-- Begin Record list --

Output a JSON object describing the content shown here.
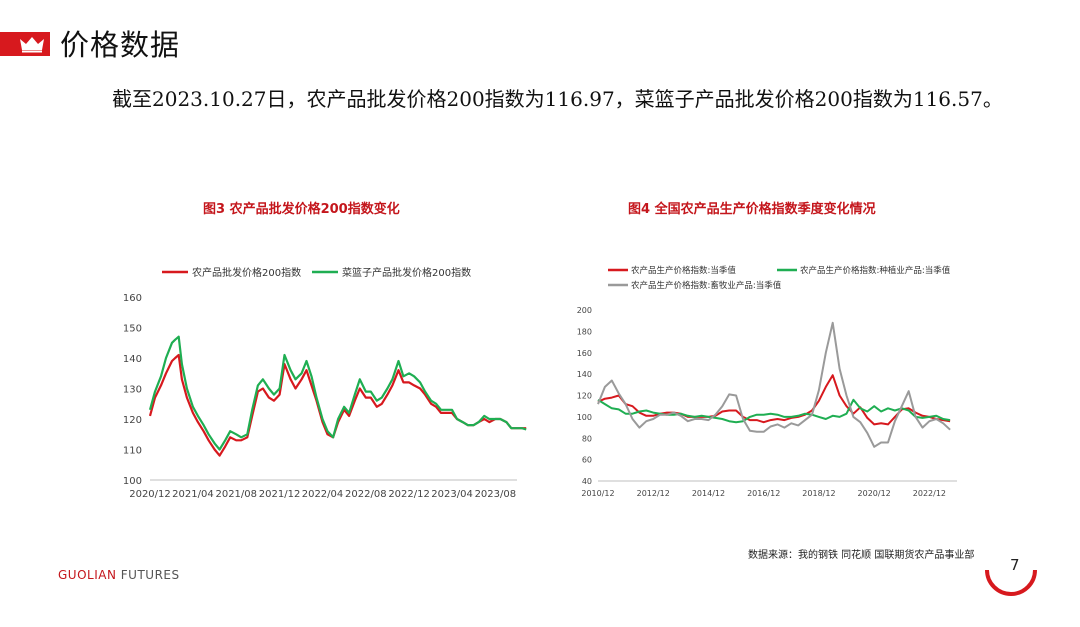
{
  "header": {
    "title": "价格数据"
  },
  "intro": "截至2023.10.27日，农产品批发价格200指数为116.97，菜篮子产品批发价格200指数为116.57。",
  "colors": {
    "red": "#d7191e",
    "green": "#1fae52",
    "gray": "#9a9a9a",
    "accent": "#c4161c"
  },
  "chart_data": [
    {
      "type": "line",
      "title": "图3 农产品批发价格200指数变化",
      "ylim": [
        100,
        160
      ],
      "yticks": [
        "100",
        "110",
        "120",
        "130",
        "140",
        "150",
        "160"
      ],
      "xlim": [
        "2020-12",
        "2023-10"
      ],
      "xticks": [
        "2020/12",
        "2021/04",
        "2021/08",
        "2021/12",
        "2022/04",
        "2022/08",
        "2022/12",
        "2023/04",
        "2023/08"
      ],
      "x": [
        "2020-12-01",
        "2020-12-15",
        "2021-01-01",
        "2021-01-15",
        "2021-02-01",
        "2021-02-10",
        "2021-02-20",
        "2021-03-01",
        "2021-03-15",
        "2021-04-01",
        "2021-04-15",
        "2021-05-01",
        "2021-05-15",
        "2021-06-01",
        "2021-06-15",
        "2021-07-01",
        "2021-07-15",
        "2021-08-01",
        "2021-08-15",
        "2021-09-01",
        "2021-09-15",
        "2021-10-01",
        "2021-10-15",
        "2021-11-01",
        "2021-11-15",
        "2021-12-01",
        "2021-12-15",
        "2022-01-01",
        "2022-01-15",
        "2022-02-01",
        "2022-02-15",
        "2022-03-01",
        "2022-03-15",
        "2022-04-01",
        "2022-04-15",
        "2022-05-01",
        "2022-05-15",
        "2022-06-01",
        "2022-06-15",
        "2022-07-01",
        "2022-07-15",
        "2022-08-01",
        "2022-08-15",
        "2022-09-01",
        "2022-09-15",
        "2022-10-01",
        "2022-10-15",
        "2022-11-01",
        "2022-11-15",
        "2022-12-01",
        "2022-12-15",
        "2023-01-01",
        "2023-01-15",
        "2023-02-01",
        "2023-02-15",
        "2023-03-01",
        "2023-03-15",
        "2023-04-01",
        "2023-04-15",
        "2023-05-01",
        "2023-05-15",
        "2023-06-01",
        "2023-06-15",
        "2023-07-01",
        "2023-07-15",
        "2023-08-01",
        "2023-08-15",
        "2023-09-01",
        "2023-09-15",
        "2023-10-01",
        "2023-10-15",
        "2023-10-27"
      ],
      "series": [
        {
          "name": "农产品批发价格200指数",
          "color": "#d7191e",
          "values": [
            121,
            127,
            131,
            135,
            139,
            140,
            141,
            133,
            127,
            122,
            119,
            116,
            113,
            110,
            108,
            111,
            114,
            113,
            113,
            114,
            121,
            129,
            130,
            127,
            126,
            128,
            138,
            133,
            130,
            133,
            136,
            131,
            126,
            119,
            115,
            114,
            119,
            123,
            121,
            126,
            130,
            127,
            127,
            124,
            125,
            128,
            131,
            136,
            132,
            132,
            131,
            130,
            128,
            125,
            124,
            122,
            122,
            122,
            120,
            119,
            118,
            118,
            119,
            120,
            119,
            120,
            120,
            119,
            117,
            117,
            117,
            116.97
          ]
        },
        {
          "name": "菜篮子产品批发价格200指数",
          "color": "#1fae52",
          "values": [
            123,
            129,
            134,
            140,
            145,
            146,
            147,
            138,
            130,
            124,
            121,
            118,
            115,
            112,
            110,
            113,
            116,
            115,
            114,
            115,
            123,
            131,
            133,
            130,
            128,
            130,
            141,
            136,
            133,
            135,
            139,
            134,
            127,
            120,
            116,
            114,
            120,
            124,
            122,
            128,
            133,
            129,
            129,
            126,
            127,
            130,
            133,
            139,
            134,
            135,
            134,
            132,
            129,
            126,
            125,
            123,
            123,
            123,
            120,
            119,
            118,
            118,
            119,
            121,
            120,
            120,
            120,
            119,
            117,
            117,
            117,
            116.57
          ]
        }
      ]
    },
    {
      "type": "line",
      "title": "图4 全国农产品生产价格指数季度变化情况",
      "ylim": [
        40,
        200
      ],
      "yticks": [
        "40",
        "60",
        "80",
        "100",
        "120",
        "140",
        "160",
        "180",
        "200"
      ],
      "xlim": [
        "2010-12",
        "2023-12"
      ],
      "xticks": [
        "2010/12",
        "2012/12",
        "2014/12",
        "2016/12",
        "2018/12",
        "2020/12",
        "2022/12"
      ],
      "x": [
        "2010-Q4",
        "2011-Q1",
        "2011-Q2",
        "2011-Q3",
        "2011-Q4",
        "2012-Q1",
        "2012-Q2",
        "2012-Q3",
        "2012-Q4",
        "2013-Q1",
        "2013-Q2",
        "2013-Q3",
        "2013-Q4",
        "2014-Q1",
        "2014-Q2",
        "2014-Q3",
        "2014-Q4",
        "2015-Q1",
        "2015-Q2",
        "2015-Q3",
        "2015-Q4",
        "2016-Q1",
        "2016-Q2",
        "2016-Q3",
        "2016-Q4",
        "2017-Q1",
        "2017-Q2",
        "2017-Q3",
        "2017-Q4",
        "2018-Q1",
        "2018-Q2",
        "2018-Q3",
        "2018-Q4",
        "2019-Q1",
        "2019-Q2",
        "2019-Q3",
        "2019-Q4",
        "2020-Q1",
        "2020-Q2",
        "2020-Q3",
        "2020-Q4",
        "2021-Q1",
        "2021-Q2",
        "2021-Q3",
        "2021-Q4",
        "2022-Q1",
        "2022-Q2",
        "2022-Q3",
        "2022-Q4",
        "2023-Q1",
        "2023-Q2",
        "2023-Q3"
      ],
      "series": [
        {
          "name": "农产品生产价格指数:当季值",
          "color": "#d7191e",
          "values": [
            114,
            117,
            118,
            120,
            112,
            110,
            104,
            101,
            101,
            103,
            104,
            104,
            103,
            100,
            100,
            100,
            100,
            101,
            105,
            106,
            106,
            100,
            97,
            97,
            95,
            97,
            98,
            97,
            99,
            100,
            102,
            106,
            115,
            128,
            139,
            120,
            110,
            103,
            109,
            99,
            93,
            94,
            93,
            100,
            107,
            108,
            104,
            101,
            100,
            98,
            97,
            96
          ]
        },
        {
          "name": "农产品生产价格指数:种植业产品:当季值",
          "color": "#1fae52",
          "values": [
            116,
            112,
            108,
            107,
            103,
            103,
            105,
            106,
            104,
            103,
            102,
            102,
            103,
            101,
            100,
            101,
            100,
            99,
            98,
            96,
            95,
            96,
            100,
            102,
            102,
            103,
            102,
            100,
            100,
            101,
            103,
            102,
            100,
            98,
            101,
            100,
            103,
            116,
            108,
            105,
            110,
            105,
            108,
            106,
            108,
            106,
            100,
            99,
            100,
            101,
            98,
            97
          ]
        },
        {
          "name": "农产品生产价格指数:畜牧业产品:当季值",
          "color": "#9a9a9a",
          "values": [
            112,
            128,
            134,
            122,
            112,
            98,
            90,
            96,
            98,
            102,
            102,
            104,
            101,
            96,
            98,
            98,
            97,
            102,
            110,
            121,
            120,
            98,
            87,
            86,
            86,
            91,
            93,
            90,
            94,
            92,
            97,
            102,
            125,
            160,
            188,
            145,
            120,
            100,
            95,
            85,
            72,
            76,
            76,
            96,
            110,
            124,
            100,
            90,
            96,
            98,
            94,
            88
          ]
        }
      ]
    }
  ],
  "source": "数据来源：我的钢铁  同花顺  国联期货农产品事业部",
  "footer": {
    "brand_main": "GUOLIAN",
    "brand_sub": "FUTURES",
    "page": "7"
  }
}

-- End Record list --
-- Begin Record list --

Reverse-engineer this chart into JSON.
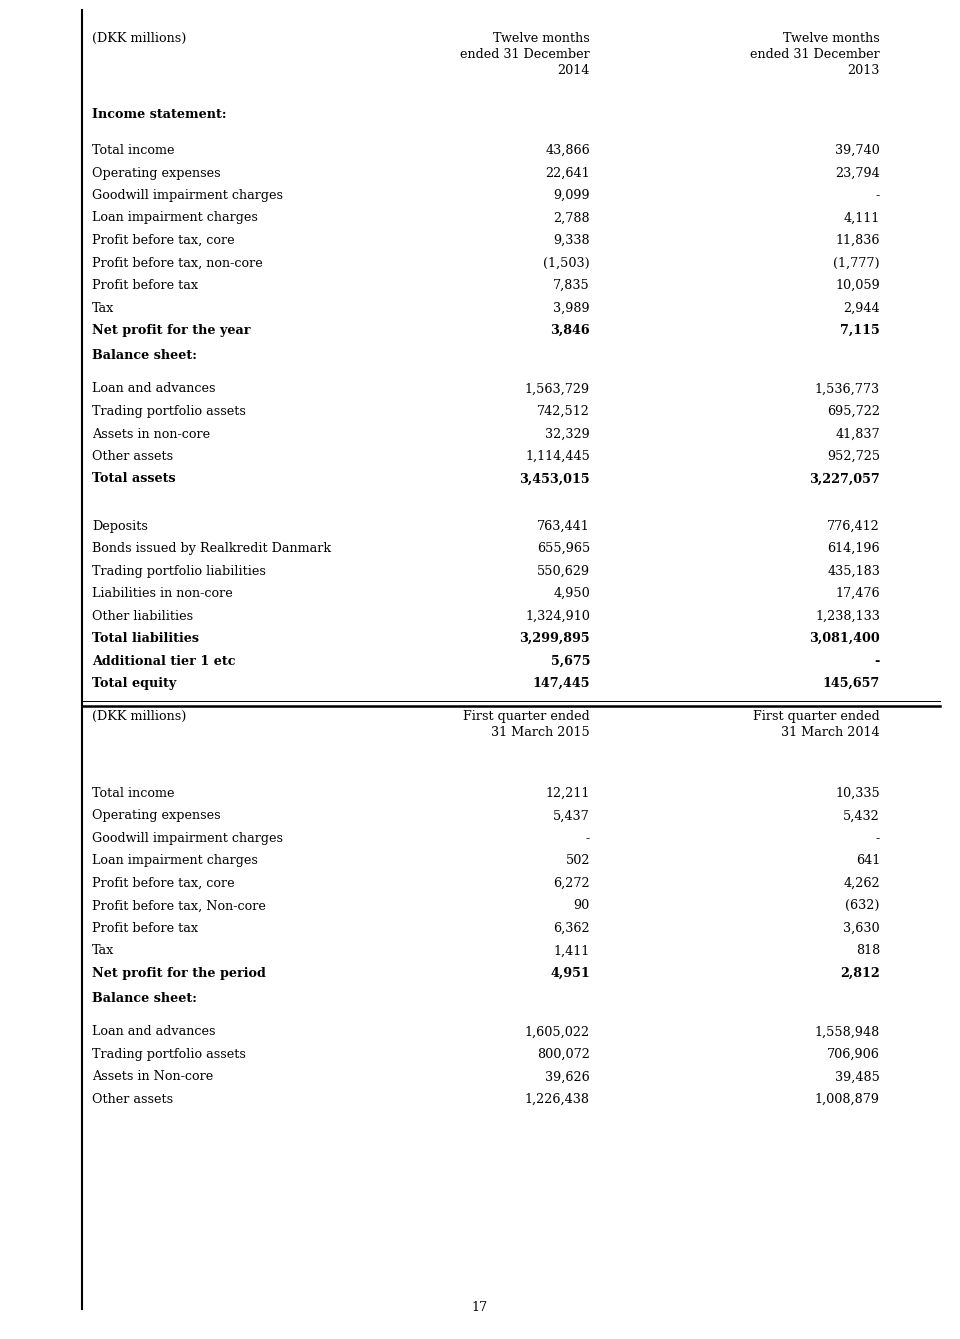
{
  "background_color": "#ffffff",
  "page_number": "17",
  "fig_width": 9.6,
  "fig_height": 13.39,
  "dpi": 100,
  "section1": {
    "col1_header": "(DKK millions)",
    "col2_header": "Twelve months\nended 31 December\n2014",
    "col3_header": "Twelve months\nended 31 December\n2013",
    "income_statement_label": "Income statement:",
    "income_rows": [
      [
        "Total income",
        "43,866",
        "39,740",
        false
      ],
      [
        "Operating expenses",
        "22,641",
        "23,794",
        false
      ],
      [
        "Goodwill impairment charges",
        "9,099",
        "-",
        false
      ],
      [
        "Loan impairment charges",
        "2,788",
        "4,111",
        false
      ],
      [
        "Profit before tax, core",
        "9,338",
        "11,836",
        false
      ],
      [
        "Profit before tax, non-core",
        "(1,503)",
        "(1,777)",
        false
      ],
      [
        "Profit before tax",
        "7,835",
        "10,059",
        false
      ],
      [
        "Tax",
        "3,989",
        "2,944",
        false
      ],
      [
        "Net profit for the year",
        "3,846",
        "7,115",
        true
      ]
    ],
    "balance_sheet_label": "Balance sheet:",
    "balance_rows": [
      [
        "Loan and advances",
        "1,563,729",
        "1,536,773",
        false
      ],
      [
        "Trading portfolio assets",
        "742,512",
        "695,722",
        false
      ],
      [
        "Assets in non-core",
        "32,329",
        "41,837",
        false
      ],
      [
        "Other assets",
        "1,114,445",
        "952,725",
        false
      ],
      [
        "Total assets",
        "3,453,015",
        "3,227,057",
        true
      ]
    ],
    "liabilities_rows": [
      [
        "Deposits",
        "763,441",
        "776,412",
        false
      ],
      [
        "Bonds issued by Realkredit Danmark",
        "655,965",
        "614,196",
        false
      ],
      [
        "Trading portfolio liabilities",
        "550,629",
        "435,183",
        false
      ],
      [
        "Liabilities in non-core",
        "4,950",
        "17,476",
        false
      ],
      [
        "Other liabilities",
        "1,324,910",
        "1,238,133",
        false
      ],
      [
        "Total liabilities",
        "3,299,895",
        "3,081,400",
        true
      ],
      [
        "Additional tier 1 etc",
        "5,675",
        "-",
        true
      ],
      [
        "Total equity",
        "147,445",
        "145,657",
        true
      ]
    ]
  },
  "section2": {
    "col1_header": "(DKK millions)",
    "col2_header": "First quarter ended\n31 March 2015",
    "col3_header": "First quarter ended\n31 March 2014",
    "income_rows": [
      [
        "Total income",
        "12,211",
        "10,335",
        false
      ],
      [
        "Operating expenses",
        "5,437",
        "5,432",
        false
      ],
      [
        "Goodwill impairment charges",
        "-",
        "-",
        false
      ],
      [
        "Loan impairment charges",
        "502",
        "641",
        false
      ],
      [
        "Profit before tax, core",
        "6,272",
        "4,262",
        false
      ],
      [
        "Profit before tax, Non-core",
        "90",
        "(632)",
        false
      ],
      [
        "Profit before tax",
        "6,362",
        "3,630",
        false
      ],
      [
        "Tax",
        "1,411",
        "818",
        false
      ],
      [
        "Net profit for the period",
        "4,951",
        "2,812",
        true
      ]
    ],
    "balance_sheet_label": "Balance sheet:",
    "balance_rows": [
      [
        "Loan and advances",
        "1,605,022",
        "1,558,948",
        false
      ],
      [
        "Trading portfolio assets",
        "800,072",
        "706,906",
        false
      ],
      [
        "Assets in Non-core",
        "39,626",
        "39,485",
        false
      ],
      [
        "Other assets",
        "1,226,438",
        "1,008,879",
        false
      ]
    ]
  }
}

-- End Record list --

What to produce - Identify the lines above with the word "name". Copy them.

Answer to this task -
          "name": "农产品批发价格200指数",
          "name": "菜篮子产品批发价格200指数",
          "name": "农产品生产价格指数:当季值",
          "name": "农产品生产价格指数:种植业产品:当季值",
          "name": "农产品生产价格指数:畜牧业产品:当季值",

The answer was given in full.